[Begin]
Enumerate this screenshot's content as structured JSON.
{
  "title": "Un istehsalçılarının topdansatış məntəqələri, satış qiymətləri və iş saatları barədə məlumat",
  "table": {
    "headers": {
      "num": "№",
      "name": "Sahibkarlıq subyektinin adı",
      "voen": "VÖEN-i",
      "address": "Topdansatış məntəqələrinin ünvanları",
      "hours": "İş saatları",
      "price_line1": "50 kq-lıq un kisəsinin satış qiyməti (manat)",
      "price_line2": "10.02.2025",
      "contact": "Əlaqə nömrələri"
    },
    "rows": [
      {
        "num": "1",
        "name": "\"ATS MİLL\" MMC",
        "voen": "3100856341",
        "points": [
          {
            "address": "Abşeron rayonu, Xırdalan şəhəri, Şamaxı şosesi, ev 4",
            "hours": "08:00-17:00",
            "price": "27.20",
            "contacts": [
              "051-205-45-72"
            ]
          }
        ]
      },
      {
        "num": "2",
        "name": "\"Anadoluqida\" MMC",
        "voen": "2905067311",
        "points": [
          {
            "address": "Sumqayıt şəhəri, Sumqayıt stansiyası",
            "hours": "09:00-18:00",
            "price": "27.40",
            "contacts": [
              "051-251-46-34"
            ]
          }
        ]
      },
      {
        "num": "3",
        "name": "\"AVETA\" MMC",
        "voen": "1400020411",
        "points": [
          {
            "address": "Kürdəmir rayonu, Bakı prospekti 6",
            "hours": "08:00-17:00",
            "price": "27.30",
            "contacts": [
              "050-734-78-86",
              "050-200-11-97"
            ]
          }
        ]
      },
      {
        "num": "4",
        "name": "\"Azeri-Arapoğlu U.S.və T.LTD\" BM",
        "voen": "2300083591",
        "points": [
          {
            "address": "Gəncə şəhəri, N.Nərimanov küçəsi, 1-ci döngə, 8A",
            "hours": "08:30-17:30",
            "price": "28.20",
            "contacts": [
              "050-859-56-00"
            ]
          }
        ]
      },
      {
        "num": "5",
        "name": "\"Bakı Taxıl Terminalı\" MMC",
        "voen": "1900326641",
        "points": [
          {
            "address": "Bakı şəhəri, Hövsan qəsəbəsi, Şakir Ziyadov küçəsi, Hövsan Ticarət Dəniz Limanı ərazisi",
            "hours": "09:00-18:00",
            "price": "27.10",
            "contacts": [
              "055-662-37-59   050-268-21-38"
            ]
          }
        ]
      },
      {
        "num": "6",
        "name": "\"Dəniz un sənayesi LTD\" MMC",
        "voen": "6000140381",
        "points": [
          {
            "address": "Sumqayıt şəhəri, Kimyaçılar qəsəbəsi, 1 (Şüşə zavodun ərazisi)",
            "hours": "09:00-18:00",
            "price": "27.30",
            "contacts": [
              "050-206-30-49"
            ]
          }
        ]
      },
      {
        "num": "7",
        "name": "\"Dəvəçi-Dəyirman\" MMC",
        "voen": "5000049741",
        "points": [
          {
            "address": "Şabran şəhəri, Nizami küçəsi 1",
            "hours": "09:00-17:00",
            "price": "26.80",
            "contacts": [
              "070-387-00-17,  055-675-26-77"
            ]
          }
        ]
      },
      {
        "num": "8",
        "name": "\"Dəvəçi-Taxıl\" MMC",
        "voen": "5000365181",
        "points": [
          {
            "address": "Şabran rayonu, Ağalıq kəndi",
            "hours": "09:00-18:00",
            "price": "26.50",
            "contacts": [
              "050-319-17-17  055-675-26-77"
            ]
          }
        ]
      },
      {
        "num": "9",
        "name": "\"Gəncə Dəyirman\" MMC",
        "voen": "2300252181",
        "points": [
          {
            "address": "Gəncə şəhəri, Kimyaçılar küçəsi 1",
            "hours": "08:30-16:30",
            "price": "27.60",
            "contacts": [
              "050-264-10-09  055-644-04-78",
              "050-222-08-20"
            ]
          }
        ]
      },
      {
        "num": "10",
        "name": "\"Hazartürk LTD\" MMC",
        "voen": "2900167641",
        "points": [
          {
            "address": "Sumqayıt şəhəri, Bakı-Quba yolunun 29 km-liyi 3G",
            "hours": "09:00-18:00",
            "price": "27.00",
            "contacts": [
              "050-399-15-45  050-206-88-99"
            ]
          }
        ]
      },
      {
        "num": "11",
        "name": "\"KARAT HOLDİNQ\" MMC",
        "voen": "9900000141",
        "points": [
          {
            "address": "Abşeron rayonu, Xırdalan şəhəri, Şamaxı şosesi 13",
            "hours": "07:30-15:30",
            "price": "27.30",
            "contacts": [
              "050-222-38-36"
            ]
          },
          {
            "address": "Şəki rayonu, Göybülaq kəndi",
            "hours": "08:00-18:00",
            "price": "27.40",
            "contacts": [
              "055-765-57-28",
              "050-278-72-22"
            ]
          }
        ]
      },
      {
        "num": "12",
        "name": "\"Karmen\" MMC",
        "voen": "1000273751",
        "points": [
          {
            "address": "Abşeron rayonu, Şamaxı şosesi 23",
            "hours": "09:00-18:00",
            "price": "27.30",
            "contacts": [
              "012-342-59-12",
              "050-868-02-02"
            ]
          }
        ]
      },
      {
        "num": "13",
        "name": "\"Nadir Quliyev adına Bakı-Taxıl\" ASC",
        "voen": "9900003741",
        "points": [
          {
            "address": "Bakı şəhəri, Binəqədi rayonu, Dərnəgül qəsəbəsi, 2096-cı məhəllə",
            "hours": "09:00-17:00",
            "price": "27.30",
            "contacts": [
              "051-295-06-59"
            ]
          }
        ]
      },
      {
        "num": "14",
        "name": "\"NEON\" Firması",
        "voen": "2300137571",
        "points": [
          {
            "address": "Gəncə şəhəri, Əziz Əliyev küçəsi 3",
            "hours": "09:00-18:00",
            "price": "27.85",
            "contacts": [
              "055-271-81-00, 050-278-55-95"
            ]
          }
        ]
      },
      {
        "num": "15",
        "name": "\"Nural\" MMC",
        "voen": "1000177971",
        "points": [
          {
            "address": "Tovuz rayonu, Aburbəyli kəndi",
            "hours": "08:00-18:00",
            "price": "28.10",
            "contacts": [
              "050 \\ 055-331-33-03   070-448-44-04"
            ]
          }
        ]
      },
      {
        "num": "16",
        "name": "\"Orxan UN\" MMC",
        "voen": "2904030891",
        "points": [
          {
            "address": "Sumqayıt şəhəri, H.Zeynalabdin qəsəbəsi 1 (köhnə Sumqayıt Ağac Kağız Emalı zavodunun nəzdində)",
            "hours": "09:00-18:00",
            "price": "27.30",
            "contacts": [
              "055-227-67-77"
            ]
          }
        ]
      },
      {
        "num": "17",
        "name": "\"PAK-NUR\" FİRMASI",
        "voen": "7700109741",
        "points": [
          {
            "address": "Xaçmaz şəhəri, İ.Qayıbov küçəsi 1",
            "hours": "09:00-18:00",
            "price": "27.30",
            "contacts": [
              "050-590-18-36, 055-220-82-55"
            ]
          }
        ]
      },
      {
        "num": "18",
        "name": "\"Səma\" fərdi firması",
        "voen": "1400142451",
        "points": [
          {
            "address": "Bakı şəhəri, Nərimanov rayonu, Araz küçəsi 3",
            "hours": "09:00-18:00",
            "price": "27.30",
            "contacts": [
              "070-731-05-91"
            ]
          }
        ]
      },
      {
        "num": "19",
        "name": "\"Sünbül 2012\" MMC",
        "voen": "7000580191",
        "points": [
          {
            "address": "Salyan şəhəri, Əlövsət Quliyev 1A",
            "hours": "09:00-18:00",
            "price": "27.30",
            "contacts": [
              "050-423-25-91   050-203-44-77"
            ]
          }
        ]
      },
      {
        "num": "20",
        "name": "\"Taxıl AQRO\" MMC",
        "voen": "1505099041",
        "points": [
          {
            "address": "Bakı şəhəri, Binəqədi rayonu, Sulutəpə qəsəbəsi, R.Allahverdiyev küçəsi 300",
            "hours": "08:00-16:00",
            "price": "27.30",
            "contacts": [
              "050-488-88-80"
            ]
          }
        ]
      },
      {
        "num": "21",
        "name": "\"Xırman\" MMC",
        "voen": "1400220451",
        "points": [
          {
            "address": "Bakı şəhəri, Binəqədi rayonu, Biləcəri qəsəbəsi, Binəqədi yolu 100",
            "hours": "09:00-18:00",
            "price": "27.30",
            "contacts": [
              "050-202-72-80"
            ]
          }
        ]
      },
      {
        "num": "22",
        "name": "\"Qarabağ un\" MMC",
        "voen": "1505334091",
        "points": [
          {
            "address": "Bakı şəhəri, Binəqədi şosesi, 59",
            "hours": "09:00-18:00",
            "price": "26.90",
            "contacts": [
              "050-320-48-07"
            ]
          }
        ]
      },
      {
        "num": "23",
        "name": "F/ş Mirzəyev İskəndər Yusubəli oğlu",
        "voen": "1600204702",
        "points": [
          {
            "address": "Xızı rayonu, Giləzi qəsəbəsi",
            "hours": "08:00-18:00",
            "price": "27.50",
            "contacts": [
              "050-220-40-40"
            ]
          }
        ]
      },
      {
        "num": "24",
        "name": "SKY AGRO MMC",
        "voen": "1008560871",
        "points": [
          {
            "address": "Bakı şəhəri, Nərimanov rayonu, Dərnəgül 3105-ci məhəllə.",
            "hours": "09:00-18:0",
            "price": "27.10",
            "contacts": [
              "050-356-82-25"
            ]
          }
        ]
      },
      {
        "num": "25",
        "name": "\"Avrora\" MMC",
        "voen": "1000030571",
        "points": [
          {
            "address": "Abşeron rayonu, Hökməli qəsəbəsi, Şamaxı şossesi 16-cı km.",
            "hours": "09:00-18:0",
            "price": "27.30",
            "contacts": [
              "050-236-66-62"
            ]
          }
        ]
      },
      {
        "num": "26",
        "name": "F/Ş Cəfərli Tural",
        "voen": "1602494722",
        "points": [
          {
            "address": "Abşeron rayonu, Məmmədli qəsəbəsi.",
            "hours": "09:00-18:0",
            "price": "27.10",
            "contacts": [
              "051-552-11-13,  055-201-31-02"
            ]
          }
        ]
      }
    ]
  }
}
[End]
■ Written exercise: Of all the lines above, how many contain the word "Kimyaçılar"? Give the number and nothing else.

■ Written response: 2